- TEXT

Skip to main content

Overview

ToJson() returns a JSON string representing a single parsed PDF — its pages, layout boxes, text content, tables, images, and metadata. Deserialise it with your preferred library to traverse the hierarchy. PDF4LLM JSON Schema Diagram
using Newtonsoft.Json.Linq;
using PDF4LLM;

string  json = PdfExtractor.ToJson("document.pdf");
JObject root = JObject.Parse(json);
This page documents every object and field in the output hierarchy.
Positional coordinates are in PDF points (1 point = 1/72 inch). The origin (0, 0) is the top-left corner of the page.
{
  "filename": "hello-world.pdf",
  "page_count": 2,
  "toc": [],
  "pages": [
    {
      "page_number": 1,
      "width": 595.2,
      "height": 841.92,
      "boxes": [
        {
          "x0": 72,
          "y0": 72,
          "x1": 334.47,
          "y1": 273.38,
          "boxclass": "picture",
          "image": "images/hello-world.pdf-0001-00.png",
          "table": null,
          "textlines": []
        },
        {
          "x0": 70.69,
          "y0": 295.88,
          "x1": 197.28,
          "y1": 304.63,
          "boxclass": "text",
          "image": null,
          "table": null,
          "textlines": [
            {
              "bbox": [70.69, 295.88, 197.28, 304.63],
              "spans": [
                {
                  "size": 12,
                  "flags": 0,
                  "font": "Arial",
                  "color": 0,
                  "alpha": 255,
                  "text": "Hello World!",
                  "origin": [70.69, 304.47],
                  "bbox": [70.69, 295.88, 136.09, 304.61],
                  "line": 0,
                  "block": 0,
                  "dir": [1, 0]
                },
                {
                  "size": 12,
                  "flags": 20,
                  "font": "MinionPro-Bold",
                  "color": 0,
                  "alpha": 255,
                  "text": "This is bold",
                  "origin": [138.83, 304.47],
                  "bbox": [138.83, 296.03, 197.28, 304.63],
                  "line": 0,
                  "block": 0,
                  "dir": [1, 0]
                }
              ]
            }
          ]
        }
      ],
      "full_ocred": false,
      "text_ocred": false,
      "fulltext": [...],
      "words": [],
      "links": []
    },
    {
      "page_number": 2,
      "width": 595.2,
      "height": 841.92,
      "boxes": [
        {
          "x0": 72,
          "y0": 72,
          "x1": 524,
          "y1": 118,
          "boxclass": "table",
          "image": null,
          "table": {
            "bbox": [71.15, 72.19, 523.22, 117.68],
            "row_count": 3,
            "col_count": 4,
            "cells": [
              [[71.15, 72.19, 184.6, 87.36], [184.6, 72.19, 297.16, 87.36], ...],
              ...

- DATA ROWS
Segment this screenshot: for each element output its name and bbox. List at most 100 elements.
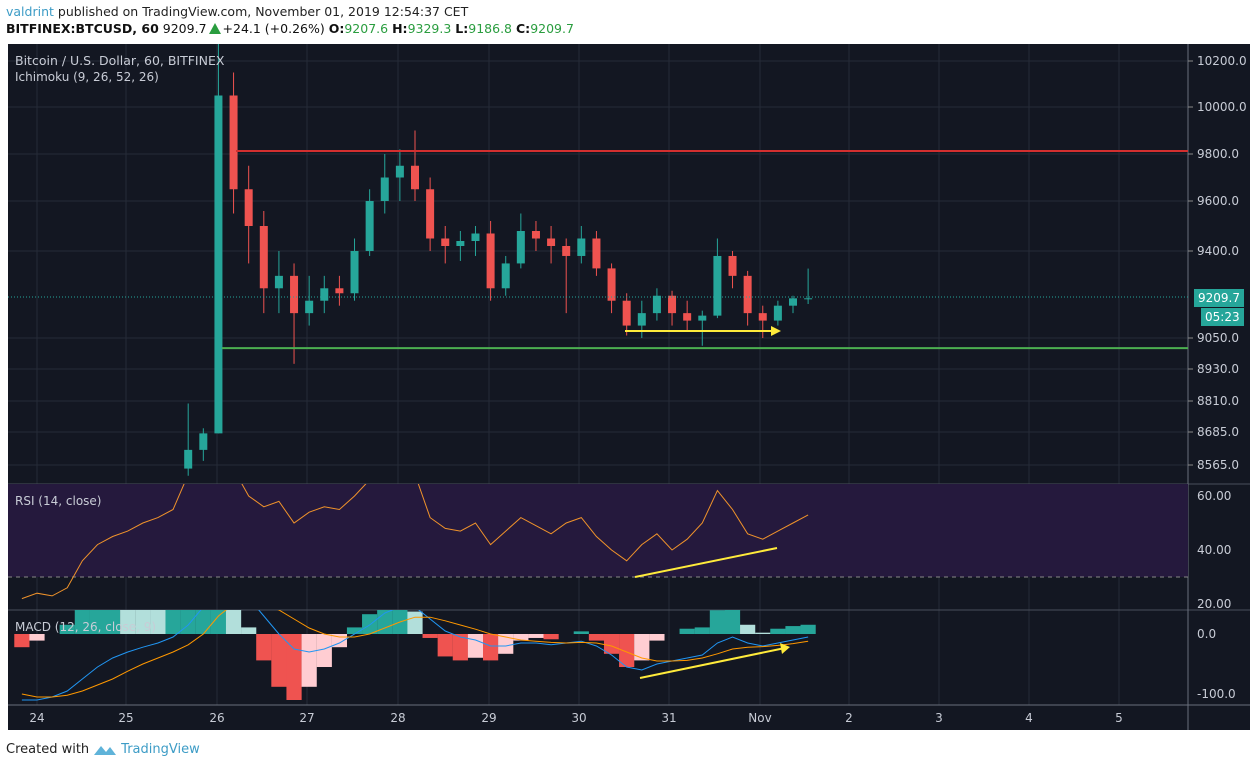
time-tick-label: 25 — [118, 711, 133, 725]
candle-body — [426, 189, 435, 239]
macd-tick-label: -100.0 — [1197, 687, 1236, 701]
candle-body — [713, 255, 722, 316]
price-tick-label: 9400.0 — [1197, 244, 1239, 258]
plot-background — [8, 44, 1188, 705]
candle-body — [547, 238, 556, 246]
triangle-up-icon — [208, 23, 221, 34]
macd-histogram-bar — [709, 610, 725, 634]
candle-body — [305, 300, 314, 314]
indicator-legend[interactable]: Ichimoku (9, 26, 52, 26) — [15, 70, 159, 84]
candle-body — [577, 238, 586, 256]
candle-body — [652, 295, 661, 314]
price-tick-label: 8685.0 — [1197, 425, 1239, 439]
time-tick-label: 29 — [481, 711, 496, 725]
macd-histogram-bar — [241, 627, 257, 634]
candle-body — [184, 449, 193, 469]
candle-body — [592, 238, 601, 269]
time-tick-label: 30 — [571, 711, 586, 725]
time-tick-label: 31 — [661, 711, 676, 725]
macd-histogram-bar — [59, 624, 75, 634]
macd-tick-label: 0.0 — [1197, 627, 1216, 641]
candle-body — [728, 255, 737, 276]
macd-histogram-bar — [452, 634, 468, 661]
macd-histogram-bar — [362, 614, 378, 634]
rsi-band — [8, 484, 1188, 577]
macd-histogram-bar — [755, 632, 771, 634]
macd-histogram-bar — [724, 610, 741, 634]
macd-legend[interactable]: MACD (12, 26, close, 9) — [15, 620, 157, 634]
high-label: H: — [392, 21, 408, 36]
time-tick-label: 24 — [29, 711, 44, 725]
macd-histogram-bar — [286, 634, 302, 700]
symbol-label: BITFINEX:BTCUSD, 60 — [6, 21, 159, 36]
arrow-head-icon — [780, 643, 790, 654]
author-link[interactable]: valdrint — [6, 4, 54, 19]
time-tick-label: 4 — [1025, 711, 1033, 725]
macd-histogram-bar — [513, 634, 529, 641]
candle-body — [290, 275, 299, 314]
macd-histogram-bar — [225, 610, 242, 634]
macd-histogram-bar — [603, 634, 620, 654]
macd-histogram-bar — [573, 631, 589, 634]
low-label: L: — [455, 21, 469, 36]
candle-body — [441, 238, 450, 246]
candle-body — [411, 165, 419, 190]
macd-histogram-bar — [74, 610, 90, 634]
macd-histogram-bar — [770, 628, 786, 634]
price-tick-label: 8810.0 — [1197, 394, 1239, 408]
candle-body — [637, 313, 646, 326]
price-tick-label: 10000.0 — [1197, 100, 1247, 114]
macd-histogram-bar — [165, 610, 181, 634]
tradingview-link[interactable]: TradingView — [121, 742, 200, 757]
time-scale — [8, 705, 1250, 730]
time-tick-label: 2 — [845, 711, 853, 725]
macd-histogram-bar — [483, 634, 499, 661]
macd-histogram-bar — [195, 610, 211, 634]
macd-histogram-bar — [316, 634, 332, 667]
candle-body — [486, 233, 495, 289]
candle-body — [607, 268, 616, 301]
candles — [184, 44, 813, 476]
macd-histogram-bar — [740, 624, 756, 634]
time-tick-label: 27 — [299, 711, 314, 725]
candle-body — [380, 177, 389, 201]
macd-histogram-bar — [346, 627, 363, 634]
time-tick-label: 28 — [390, 711, 405, 725]
macd-histogram-bar — [256, 634, 272, 661]
macd-histogram-bar — [800, 624, 816, 634]
price-tick-label: 8565.0 — [1197, 458, 1239, 472]
macd-histogram-bar — [105, 610, 121, 634]
candle-body — [804, 298, 813, 300]
macd-histogram-bar — [14, 634, 30, 648]
signal-line — [21, 610, 809, 698]
time-tick-label: 5 — [1115, 711, 1123, 725]
close-value: 9209.7 — [530, 21, 574, 36]
candle-body — [562, 246, 571, 256]
symbol-info: BITFINEX:BTCUSD, 60 9209.7 +24.1 (+0.26%)… — [6, 21, 574, 36]
candle-body — [456, 241, 465, 246]
last-price: 9209.7 — [162, 21, 207, 36]
chart-canvas[interactable]: 10200.0 10000.0 9800.0 9600.0 9400.0 9050.0 89… — [6, 44, 1256, 730]
candle-body — [501, 263, 510, 289]
candle-body — [365, 201, 374, 251]
candle-body — [350, 251, 359, 294]
annotation-line-rsi — [634, 547, 778, 578]
macd-histogram-bar — [543, 634, 559, 640]
candle-body — [214, 95, 223, 434]
candle-body — [274, 275, 283, 289]
candle-body — [683, 313, 692, 321]
macd-histogram-bar — [210, 610, 227, 634]
price-tick-label: 9600.0 — [1197, 194, 1239, 208]
candle-body — [471, 233, 480, 241]
macd-histogram-bar — [498, 634, 514, 654]
candle-body — [199, 433, 208, 450]
created-with-text: Created with — [6, 742, 90, 757]
candle-body — [244, 189, 253, 226]
rsi-legend[interactable]: RSI (14, close) — [15, 494, 102, 508]
footer: Created with TradingView — [6, 742, 200, 757]
macd-histogram-bar — [150, 610, 166, 634]
time-tick-label: Nov — [748, 711, 771, 725]
candle-body — [395, 165, 404, 178]
candle-body — [758, 313, 767, 321]
rsi-tick-label: 40.00 — [1197, 543, 1231, 557]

- YOUR TASK
Please revise the PDF4LLM JSON page between "ToJson() returns a" and "the output hierarchy.", inclusive, and replace "hierarchy" with "tree". The lines above come from a different source than the PDF4LLM JSON page.

- WORKED ANSWER
ToJson() returns a JSON string representing a single parsed PDF — its pages, layout boxes, text content, tables, images, and metadata. Deserialise it with your preferred library to traverse the tree. PDF4LLM JSON Schema Diagram
using Newtonsoft.Json.Linq;
using PDF4LLM;

string  json = PdfExtractor.ToJson("document.pdf");
JObject root = JObject.Parse(json);
This page documents every object and field in the output tree.